═══ DATA SUPPLIED ═══

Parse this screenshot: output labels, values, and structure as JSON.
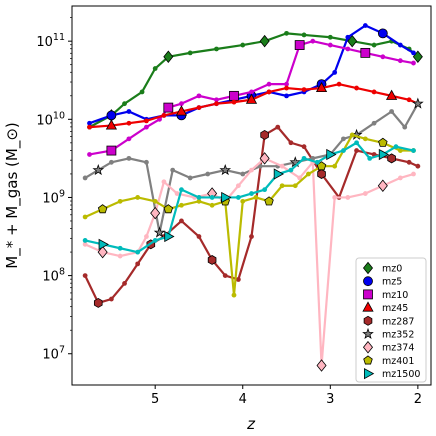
{
  "chart_data": {
    "type": "line",
    "title": "",
    "xlabel": "z",
    "ylabel": "M_* + M_gas (M_⊙)",
    "xlim": [
      5.95,
      1.85
    ],
    "ylim_log10": [
      6.6,
      11.45
    ],
    "x_ticks": [
      5,
      4,
      3,
      2
    ],
    "x_tick_labels": [
      "5",
      "4",
      "3",
      "2"
    ],
    "y_ticks_log10": [
      7,
      8,
      9,
      10,
      11
    ],
    "y_tick_labels": [
      {
        "base": "10",
        "exp": "7"
      },
      {
        "base": "10",
        "exp": "8"
      },
      {
        "base": "10",
        "exp": "9"
      },
      {
        "base": "10",
        "exp": "10"
      },
      {
        "base": "10",
        "exp": "11"
      }
    ],
    "legend_position": "lower-right",
    "series": [
      {
        "name": "mz0",
        "color": "#1a7d1a",
        "marker": "diamond",
        "x": [
          5.75,
          5.5,
          5.35,
          5.15,
          5.0,
          4.85,
          4.6,
          4.3,
          4.0,
          3.75,
          3.5,
          3.3,
          3.0,
          2.75,
          2.5,
          2.3,
          2.1,
          2.0
        ],
        "y_log10": [
          9.9,
          10.05,
          10.2,
          10.35,
          10.65,
          10.8,
          10.85,
          10.9,
          10.95,
          11.0,
          11.1,
          11.08,
          11.05,
          11.0,
          10.95,
          11.0,
          10.9,
          10.8
        ]
      },
      {
        "name": "mz5",
        "color": "#0000ee",
        "marker": "circle",
        "x": [
          5.75,
          5.5,
          5.3,
          5.1,
          4.9,
          4.7,
          4.5,
          4.3,
          4.1,
          3.9,
          3.7,
          3.5,
          3.3,
          3.1,
          2.95,
          2.8,
          2.6,
          2.4,
          2.2,
          2.05
        ],
        "y_log10": [
          9.95,
          10.05,
          10.1,
          10.0,
          10.05,
          10.05,
          10.15,
          10.2,
          10.25,
          10.3,
          10.35,
          10.3,
          10.35,
          10.45,
          10.6,
          11.05,
          11.2,
          11.1,
          10.95,
          10.85
        ]
      },
      {
        "name": "mz10",
        "color": "#cc00cc",
        "marker": "square",
        "x": [
          5.75,
          5.5,
          5.3,
          5.1,
          4.95,
          4.85,
          4.7,
          4.5,
          4.3,
          4.1,
          3.9,
          3.7,
          3.5,
          3.35,
          3.2,
          3.0,
          2.8,
          2.6,
          2.4,
          2.2,
          2.05
        ],
        "y_log10": [
          9.55,
          9.6,
          9.75,
          9.9,
          10.0,
          10.15,
          10.2,
          10.3,
          10.25,
          10.3,
          10.35,
          10.45,
          10.45,
          10.95,
          11.0,
          10.95,
          10.9,
          10.85,
          10.8,
          10.75,
          10.72
        ]
      },
      {
        "name": "mz45",
        "color": "#ee0000",
        "marker": "triangle-up",
        "x": [
          5.75,
          5.5,
          5.3,
          5.1,
          4.9,
          4.7,
          4.5,
          4.3,
          4.1,
          3.9,
          3.7,
          3.5,
          3.3,
          3.1,
          2.9,
          2.7,
          2.5,
          2.3,
          2.1,
          2.0
        ],
        "y_log10": [
          9.9,
          9.92,
          9.95,
          9.98,
          10.05,
          10.1,
          10.15,
          10.2,
          10.22,
          10.25,
          10.35,
          10.4,
          10.38,
          10.4,
          10.45,
          10.4,
          10.35,
          10.3,
          10.25,
          10.2
        ]
      },
      {
        "name": "mz287",
        "color": "#a52a2a",
        "marker": "hexagon",
        "x": [
          5.8,
          5.65,
          5.5,
          5.35,
          5.2,
          5.05,
          4.9,
          4.7,
          4.5,
          4.35,
          4.2,
          4.05,
          3.9,
          3.75,
          3.6,
          3.45,
          3.3,
          3.1,
          2.9,
          2.7,
          2.5,
          2.3,
          2.1,
          2.0
        ],
        "y_log10": [
          8.0,
          7.65,
          7.7,
          7.9,
          8.15,
          8.4,
          8.5,
          8.7,
          8.5,
          8.2,
          8.0,
          7.95,
          8.5,
          9.8,
          9.9,
          9.7,
          9.65,
          9.3,
          9.0,
          9.6,
          9.55,
          9.5,
          9.45,
          9.4
        ]
      },
      {
        "name": "mz352",
        "color": "#808080",
        "marker": "star",
        "x": [
          5.8,
          5.65,
          5.5,
          5.3,
          5.1,
          4.95,
          4.8,
          4.6,
          4.4,
          4.2,
          4.0,
          3.8,
          3.6,
          3.4,
          3.2,
          3.0,
          2.85,
          2.7,
          2.5,
          2.3,
          2.15,
          2.0
        ],
        "y_log10": [
          9.25,
          9.35,
          9.45,
          9.5,
          9.45,
          8.55,
          9.35,
          9.25,
          9.3,
          9.35,
          9.3,
          9.4,
          9.4,
          9.45,
          9.5,
          9.55,
          9.75,
          9.8,
          9.95,
          10.1,
          9.9,
          10.2
        ]
      },
      {
        "name": "mz374",
        "color": "#ffb6c1",
        "marker": "diamond",
        "x": [
          5.8,
          5.6,
          5.4,
          5.2,
          5.1,
          5.0,
          4.9,
          4.75,
          4.55,
          4.35,
          4.2,
          4.05,
          3.9,
          3.75,
          3.55,
          3.35,
          3.2,
          3.1,
          2.95,
          2.8,
          2.6,
          2.4,
          2.2,
          2.05
        ],
        "y_log10": [
          8.4,
          8.3,
          8.25,
          8.3,
          8.5,
          8.8,
          9.2,
          9.05,
          9.0,
          9.05,
          8.95,
          9.15,
          9.35,
          9.5,
          9.4,
          9.25,
          9.45,
          6.85,
          9.0,
          9.0,
          9.05,
          9.15,
          9.25,
          9.3
        ]
      },
      {
        "name": "mz401",
        "color": "#bbbb00",
        "marker": "pentagon",
        "x": [
          5.8,
          5.6,
          5.4,
          5.2,
          5.0,
          4.85,
          4.7,
          4.5,
          4.35,
          4.2,
          4.1,
          4.0,
          3.85,
          3.7,
          3.55,
          3.4,
          3.25,
          3.1,
          2.95,
          2.75,
          2.6,
          2.4,
          2.2,
          2.05
        ],
        "y_log10": [
          8.75,
          8.85,
          8.95,
          9.0,
          8.95,
          8.85,
          8.9,
          8.95,
          8.9,
          8.95,
          7.75,
          8.95,
          9.0,
          8.95,
          9.15,
          9.15,
          9.3,
          9.4,
          9.4,
          9.8,
          9.75,
          9.7,
          9.6,
          9.6
        ]
      },
      {
        "name": "mz1500",
        "color": "#00bbbb",
        "marker": "triangle-right",
        "x": [
          5.8,
          5.6,
          5.4,
          5.2,
          5.0,
          4.85,
          4.7,
          4.5,
          4.35,
          4.2,
          4.05,
          3.9,
          3.75,
          3.6,
          3.45,
          3.3,
          3.15,
          3.0,
          2.85,
          2.7,
          2.55,
          2.4,
          2.25,
          2.05
        ],
        "y_log10": [
          8.45,
          8.4,
          8.35,
          8.3,
          8.45,
          8.5,
          9.1,
          9.0,
          9.0,
          9.0,
          9.0,
          9.05,
          9.1,
          9.3,
          9.35,
          9.5,
          9.45,
          9.55,
          9.6,
          9.7,
          9.5,
          9.55,
          9.65,
          9.6
        ]
      }
    ]
  }
}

═══

### WRITTEN TASK
Leave out the pictures and copy every record above exactly.

### EXPECTED ANSWER
Parse this screenshot: output labels, values, and structure as JSON.
{
  "chart_data": {
    "type": "line",
    "title": "",
    "xlabel": "z",
    "ylabel": "M_* + M_gas (M_⊙)",
    "xlim": [
      5.95,
      1.85
    ],
    "ylim_log10": [
      6.6,
      11.45
    ],
    "x_ticks": [
      5,
      4,
      3,
      2
    ],
    "x_tick_labels": [
      "5",
      "4",
      "3",
      "2"
    ],
    "y_ticks_log10": [
      7,
      8,
      9,
      10,
      11
    ],
    "y_tick_labels": [
      {
        "base": "10",
        "exp": "7"
      },
      {
        "base": "10",
        "exp": "8"
      },
      {
        "base": "10",
        "exp": "9"
      },
      {
        "base": "10",
        "exp": "10"
      },
      {
        "base": "10",
        "exp": "11"
      }
    ],
    "legend_position": "lower-right",
    "series": [
      {
        "name": "mz0",
        "color": "#1a7d1a",
        "marker": "diamond",
        "x": [
          5.75,
          5.5,
          5.35,
          5.15,
          5.0,
          4.85,
          4.6,
          4.3,
          4.0,
          3.75,
          3.5,
          3.3,
          3.0,
          2.75,
          2.5,
          2.3,
          2.1,
          2.0
        ],
        "y_log10": [
          9.9,
          10.05,
          10.2,
          10.35,
          10.65,
          10.8,
          10.85,
          10.9,
          10.95,
          11.0,
          11.1,
          11.08,
          11.05,
          11.0,
          10.95,
          11.0,
          10.9,
          10.8
        ]
      },
      {
        "name": "mz5",
        "color": "#0000ee",
        "marker": "circle",
        "x": [
          5.75,
          5.5,
          5.3,
          5.1,
          4.9,
          4.7,
          4.5,
          4.3,
          4.1,
          3.9,
          3.7,
          3.5,
          3.3,
          3.1,
          2.95,
          2.8,
          2.6,
          2.4,
          2.2,
          2.05
        ],
        "y_log10": [
          9.95,
          10.05,
          10.1,
          10.0,
          10.05,
          10.05,
          10.15,
          10.2,
          10.25,
          10.3,
          10.35,
          10.3,
          10.35,
          10.45,
          10.6,
          11.05,
          11.2,
          11.1,
          10.95,
          10.85
        ]
      },
      {
        "name": "mz10",
        "color": "#cc00cc",
        "marker": "square",
        "x": [
          5.75,
          5.5,
          5.3,
          5.1,
          4.95,
          4.85,
          4.7,
          4.5,
          4.3,
          4.1,
          3.9,
          3.7,
          3.5,
          3.35,
          3.2,
          3.0,
          2.8,
          2.6,
          2.4,
          2.2,
          2.05
        ],
        "y_log10": [
          9.55,
          9.6,
          9.75,
          9.9,
          10.0,
          10.15,
          10.2,
          10.3,
          10.25,
          10.3,
          10.35,
          10.45,
          10.45,
          10.95,
          11.0,
          10.95,
          10.9,
          10.85,
          10.8,
          10.75,
          10.72
        ]
      },
      {
        "name": "mz45",
        "color": "#ee0000",
        "marker": "triangle-up",
        "x": [
          5.75,
          5.5,
          5.3,
          5.1,
          4.9,
          4.7,
          4.5,
          4.3,
          4.1,
          3.9,
          3.7,
          3.5,
          3.3,
          3.1,
          2.9,
          2.7,
          2.5,
          2.3,
          2.1,
          2.0
        ],
        "y_log10": [
          9.9,
          9.92,
          9.95,
          9.98,
          10.05,
          10.1,
          10.15,
          10.2,
          10.22,
          10.25,
          10.35,
          10.4,
          10.38,
          10.4,
          10.45,
          10.4,
          10.35,
          10.3,
          10.25,
          10.2
        ]
      },
      {
        "name": "mz287",
        "color": "#a52a2a",
        "marker": "hexagon",
        "x": [
          5.8,
          5.65,
          5.5,
          5.35,
          5.2,
          5.05,
          4.9,
          4.7,
          4.5,
          4.35,
          4.2,
          4.05,
          3.9,
          3.75,
          3.6,
          3.45,
          3.3,
          3.1,
          2.9,
          2.7,
          2.5,
          2.3,
          2.1,
          2.0
        ],
        "y_log10": [
          8.0,
          7.65,
          7.7,
          7.9,
          8.15,
          8.4,
          8.5,
          8.7,
          8.5,
          8.2,
          8.0,
          7.95,
          8.5,
          9.8,
          9.9,
          9.7,
          9.65,
          9.3,
          9.0,
          9.6,
          9.55,
          9.5,
          9.45,
          9.4
        ]
      },
      {
        "name": "mz352",
        "color": "#808080",
        "marker": "star",
        "x": [
          5.8,
          5.65,
          5.5,
          5.3,
          5.1,
          4.95,
          4.8,
          4.6,
          4.4,
          4.2,
          4.0,
          3.8,
          3.6,
          3.4,
          3.2,
          3.0,
          2.85,
          2.7,
          2.5,
          2.3,
          2.15,
          2.0
        ],
        "y_log10": [
          9.25,
          9.35,
          9.45,
          9.5,
          9.45,
          8.55,
          9.35,
          9.25,
          9.3,
          9.35,
          9.3,
          9.4,
          9.4,
          9.45,
          9.5,
          9.55,
          9.75,
          9.8,
          9.95,
          10.1,
          9.9,
          10.2
        ]
      },
      {
        "name": "mz374",
        "color": "#ffb6c1",
        "marker": "diamond",
        "x": [
          5.8,
          5.6,
          5.4,
          5.2,
          5.1,
          5.0,
          4.9,
          4.75,
          4.55,
          4.35,
          4.2,
          4.05,
          3.9,
          3.75,
          3.55,
          3.35,
          3.2,
          3.1,
          2.95,
          2.8,
          2.6,
          2.4,
          2.2,
          2.05
        ],
        "y_log10": [
          8.4,
          8.3,
          8.25,
          8.3,
          8.5,
          8.8,
          9.2,
          9.05,
          9.0,
          9.05,
          8.95,
          9.15,
          9.35,
          9.5,
          9.4,
          9.25,
          9.45,
          6.85,
          9.0,
          9.0,
          9.05,
          9.15,
          9.25,
          9.3
        ]
      },
      {
        "name": "mz401",
        "color": "#bbbb00",
        "marker": "pentagon",
        "x": [
          5.8,
          5.6,
          5.4,
          5.2,
          5.0,
          4.85,
          4.7,
          4.5,
          4.35,
          4.2,
          4.1,
          4.0,
          3.85,
          3.7,
          3.55,
          3.4,
          3.25,
          3.1,
          2.95,
          2.75,
          2.6,
          2.4,
          2.2,
          2.05
        ],
        "y_log10": [
          8.75,
          8.85,
          8.95,
          9.0,
          8.95,
          8.85,
          8.9,
          8.95,
          8.9,
          8.95,
          7.75,
          8.95,
          9.0,
          8.95,
          9.15,
          9.15,
          9.3,
          9.4,
          9.4,
          9.8,
          9.75,
          9.7,
          9.6,
          9.6
        ]
      },
      {
        "name": "mz1500",
        "color": "#00bbbb",
        "marker": "triangle-right",
        "x": [
          5.8,
          5.6,
          5.4,
          5.2,
          5.0,
          4.85,
          4.7,
          4.5,
          4.35,
          4.2,
          4.05,
          3.9,
          3.75,
          3.6,
          3.45,
          3.3,
          3.15,
          3.0,
          2.85,
          2.7,
          2.55,
          2.4,
          2.25,
          2.05
        ],
        "y_log10": [
          8.45,
          8.4,
          8.35,
          8.3,
          8.45,
          8.5,
          9.1,
          9.0,
          9.0,
          9.0,
          9.0,
          9.05,
          9.1,
          9.3,
          9.35,
          9.5,
          9.45,
          9.55,
          9.6,
          9.7,
          9.5,
          9.55,
          9.65,
          9.6
        ]
      }
    ]
  }
}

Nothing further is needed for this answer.